AIM -> Keep only the lines where "this" appears.

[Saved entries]
::::::::
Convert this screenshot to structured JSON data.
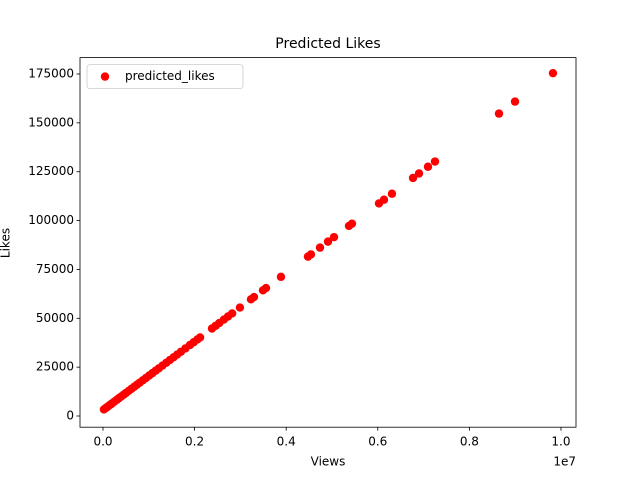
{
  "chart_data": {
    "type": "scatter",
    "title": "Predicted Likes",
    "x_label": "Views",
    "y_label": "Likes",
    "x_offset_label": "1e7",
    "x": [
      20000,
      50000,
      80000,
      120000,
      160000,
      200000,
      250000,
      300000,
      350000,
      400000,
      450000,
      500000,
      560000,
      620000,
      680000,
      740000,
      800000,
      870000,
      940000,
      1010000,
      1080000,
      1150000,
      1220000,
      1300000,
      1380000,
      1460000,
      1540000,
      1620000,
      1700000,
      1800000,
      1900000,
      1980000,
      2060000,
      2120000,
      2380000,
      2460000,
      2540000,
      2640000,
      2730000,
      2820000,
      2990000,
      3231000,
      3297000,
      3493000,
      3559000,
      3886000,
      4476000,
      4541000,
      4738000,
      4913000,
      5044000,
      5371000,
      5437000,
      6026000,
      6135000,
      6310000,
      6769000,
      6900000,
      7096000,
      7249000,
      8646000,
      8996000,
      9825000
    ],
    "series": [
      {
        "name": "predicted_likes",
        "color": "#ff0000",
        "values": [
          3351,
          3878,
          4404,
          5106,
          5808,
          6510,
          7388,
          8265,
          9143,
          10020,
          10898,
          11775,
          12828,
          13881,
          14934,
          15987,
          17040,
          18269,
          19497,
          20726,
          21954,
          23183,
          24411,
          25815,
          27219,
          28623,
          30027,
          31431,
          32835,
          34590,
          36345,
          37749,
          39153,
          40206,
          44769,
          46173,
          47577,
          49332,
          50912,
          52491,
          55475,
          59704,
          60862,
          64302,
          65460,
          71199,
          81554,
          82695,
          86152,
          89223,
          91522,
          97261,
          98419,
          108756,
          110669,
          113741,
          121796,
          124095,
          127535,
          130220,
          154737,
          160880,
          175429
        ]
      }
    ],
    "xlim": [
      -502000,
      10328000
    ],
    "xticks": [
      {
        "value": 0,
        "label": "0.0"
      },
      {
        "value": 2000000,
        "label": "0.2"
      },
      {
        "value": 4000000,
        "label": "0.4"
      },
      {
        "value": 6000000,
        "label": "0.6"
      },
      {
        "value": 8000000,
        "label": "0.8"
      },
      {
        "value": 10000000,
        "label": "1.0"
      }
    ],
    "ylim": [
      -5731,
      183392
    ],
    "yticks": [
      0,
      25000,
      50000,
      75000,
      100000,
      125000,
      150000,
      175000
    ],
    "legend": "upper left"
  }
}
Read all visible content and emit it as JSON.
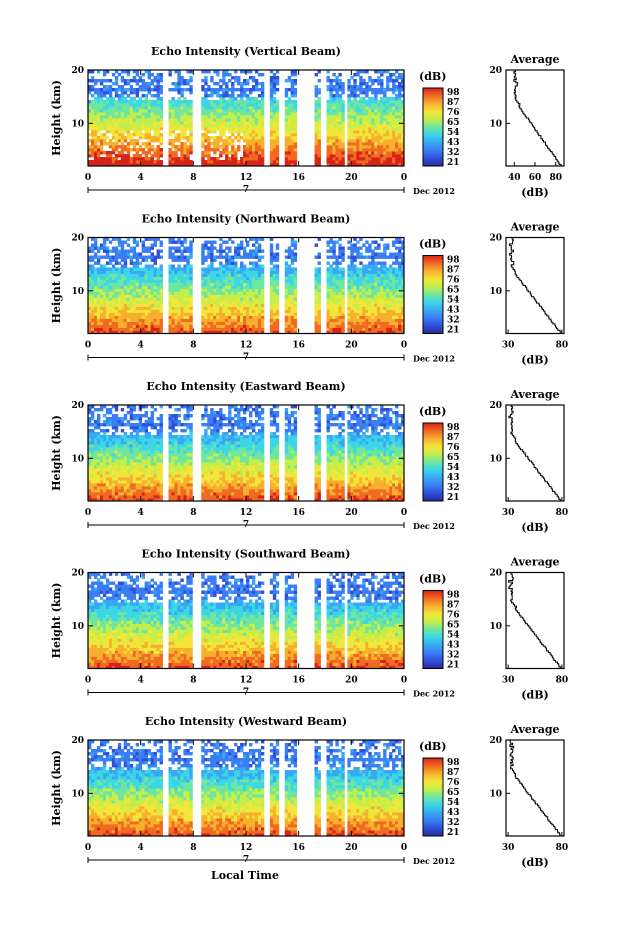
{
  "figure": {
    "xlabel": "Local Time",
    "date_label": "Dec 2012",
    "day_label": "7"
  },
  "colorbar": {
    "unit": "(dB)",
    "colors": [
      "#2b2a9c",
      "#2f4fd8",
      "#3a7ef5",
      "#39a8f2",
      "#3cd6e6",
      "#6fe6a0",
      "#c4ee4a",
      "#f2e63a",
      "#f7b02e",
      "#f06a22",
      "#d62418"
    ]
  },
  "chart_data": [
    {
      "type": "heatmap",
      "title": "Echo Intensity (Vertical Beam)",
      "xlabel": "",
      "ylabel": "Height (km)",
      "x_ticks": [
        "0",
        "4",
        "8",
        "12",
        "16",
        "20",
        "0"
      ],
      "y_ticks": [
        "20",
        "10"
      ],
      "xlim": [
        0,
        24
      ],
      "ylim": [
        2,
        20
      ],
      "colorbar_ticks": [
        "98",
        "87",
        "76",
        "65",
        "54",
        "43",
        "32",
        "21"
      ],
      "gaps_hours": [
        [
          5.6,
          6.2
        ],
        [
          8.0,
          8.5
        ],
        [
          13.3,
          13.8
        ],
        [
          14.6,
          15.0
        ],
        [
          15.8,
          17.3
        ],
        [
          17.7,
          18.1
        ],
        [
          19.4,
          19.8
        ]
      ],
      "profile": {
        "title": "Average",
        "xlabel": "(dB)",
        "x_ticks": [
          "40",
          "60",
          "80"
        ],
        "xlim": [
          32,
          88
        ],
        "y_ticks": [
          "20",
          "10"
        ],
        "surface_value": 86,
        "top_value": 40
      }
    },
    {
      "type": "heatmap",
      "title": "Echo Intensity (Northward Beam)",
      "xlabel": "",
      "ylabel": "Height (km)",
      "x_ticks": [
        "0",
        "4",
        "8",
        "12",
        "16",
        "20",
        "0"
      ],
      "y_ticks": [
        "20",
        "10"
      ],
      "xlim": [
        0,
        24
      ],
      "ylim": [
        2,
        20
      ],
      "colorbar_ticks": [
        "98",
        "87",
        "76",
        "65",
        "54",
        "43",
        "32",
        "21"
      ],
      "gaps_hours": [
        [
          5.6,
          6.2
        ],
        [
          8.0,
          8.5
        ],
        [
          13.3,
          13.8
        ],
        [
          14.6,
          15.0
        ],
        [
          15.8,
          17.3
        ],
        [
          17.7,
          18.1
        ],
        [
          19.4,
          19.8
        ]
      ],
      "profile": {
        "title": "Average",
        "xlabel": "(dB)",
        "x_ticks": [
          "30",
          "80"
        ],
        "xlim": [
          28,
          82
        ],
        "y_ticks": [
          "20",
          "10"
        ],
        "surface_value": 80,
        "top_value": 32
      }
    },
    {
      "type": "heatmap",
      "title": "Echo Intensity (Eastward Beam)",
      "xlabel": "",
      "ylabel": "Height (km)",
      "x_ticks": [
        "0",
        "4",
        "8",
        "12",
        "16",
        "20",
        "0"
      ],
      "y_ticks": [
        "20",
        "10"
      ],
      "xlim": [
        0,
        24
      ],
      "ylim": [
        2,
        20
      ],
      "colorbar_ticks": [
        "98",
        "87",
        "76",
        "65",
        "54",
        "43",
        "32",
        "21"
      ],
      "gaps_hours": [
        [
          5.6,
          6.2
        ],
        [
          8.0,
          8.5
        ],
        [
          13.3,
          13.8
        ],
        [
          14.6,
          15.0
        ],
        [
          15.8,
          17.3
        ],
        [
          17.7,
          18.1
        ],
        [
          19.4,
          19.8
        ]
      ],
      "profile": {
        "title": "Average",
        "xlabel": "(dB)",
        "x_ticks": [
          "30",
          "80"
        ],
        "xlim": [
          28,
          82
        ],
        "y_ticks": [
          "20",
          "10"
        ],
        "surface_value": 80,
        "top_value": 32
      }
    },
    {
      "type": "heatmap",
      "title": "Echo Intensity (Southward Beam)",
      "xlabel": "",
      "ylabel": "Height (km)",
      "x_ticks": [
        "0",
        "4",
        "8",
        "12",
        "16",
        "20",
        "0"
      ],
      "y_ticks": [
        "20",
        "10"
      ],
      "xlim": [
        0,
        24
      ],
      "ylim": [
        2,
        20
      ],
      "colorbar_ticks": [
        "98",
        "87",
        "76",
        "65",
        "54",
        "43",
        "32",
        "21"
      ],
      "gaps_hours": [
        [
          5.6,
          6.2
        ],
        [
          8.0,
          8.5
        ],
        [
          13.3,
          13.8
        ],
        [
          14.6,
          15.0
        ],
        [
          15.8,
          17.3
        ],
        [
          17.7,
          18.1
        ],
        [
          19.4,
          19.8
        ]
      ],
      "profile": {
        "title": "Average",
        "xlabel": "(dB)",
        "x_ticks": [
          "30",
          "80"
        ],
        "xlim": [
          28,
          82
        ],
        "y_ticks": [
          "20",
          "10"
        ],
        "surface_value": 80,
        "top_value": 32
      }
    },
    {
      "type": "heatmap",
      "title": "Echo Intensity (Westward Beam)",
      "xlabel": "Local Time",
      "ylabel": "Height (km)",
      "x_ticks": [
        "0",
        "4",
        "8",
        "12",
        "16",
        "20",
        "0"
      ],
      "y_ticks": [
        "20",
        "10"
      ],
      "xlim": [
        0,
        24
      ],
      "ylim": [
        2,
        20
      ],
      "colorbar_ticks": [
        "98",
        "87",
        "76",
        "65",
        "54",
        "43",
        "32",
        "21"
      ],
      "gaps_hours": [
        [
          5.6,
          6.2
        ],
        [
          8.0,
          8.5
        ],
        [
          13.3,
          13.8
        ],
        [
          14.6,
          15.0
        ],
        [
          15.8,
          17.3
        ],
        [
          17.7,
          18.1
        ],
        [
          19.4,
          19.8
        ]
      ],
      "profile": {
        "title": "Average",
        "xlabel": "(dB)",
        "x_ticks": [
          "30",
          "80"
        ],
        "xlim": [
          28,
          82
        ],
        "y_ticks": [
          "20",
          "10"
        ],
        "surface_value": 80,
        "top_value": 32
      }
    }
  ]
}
::::::::
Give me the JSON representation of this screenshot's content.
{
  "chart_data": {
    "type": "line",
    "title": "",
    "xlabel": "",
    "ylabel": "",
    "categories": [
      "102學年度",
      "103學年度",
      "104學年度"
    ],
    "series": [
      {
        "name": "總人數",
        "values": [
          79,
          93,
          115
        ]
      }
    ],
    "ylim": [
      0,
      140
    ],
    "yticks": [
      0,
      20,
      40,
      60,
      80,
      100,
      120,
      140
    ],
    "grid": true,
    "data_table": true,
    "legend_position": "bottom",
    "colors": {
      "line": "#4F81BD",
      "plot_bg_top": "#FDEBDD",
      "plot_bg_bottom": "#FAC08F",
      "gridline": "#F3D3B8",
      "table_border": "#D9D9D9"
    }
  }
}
::::::::
THE REPLY ->
Convert this screenshot to structured JSON data.
Give me the JSON representation of this screenshot's content.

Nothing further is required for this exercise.